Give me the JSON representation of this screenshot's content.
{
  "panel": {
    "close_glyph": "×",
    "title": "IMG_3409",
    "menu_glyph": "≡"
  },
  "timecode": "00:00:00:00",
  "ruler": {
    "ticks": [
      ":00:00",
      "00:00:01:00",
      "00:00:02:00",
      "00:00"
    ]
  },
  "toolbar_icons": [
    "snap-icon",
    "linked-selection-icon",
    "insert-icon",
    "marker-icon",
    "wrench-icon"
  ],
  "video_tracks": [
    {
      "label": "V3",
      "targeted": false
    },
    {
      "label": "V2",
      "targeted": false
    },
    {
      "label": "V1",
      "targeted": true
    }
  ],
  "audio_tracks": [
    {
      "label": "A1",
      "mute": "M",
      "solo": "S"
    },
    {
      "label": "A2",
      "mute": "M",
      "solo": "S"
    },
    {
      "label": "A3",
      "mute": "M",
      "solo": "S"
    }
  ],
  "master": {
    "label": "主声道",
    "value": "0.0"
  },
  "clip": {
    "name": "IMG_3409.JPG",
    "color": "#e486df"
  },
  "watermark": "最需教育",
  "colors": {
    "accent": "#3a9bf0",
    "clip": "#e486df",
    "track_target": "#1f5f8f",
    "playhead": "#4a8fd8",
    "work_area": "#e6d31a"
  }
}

____

*What you will do*: Please give back all of the records exactly as written.

*Complete response*:
Give me the JSON representation of this screenshot's content.
{
  "panel": {
    "close_glyph": "×",
    "title": "IMG_3409",
    "menu_glyph": "≡"
  },
  "timecode": "00:00:00:00",
  "ruler": {
    "ticks": [
      ":00:00",
      "00:00:01:00",
      "00:00:02:00",
      "00:00"
    ]
  },
  "toolbar_icons": [
    "snap-icon",
    "linked-selection-icon",
    "insert-icon",
    "marker-icon",
    "wrench-icon"
  ],
  "video_tracks": [
    {
      "label": "V3",
      "targeted": false
    },
    {
      "label": "V2",
      "targeted": false
    },
    {
      "label": "V1",
      "targeted": true
    }
  ],
  "audio_tracks": [
    {
      "label": "A1",
      "mute": "M",
      "solo": "S"
    },
    {
      "label": "A2",
      "mute": "M",
      "solo": "S"
    },
    {
      "label": "A3",
      "mute": "M",
      "solo": "S"
    }
  ],
  "master": {
    "label": "主声道",
    "value": "0.0"
  },
  "clip": {
    "name": "IMG_3409.JPG",
    "color": "#e486df"
  },
  "watermark": "最需教育",
  "colors": {
    "accent": "#3a9bf0",
    "clip": "#e486df",
    "track_target": "#1f5f8f",
    "playhead": "#4a8fd8",
    "work_area": "#e6d31a"
  }
}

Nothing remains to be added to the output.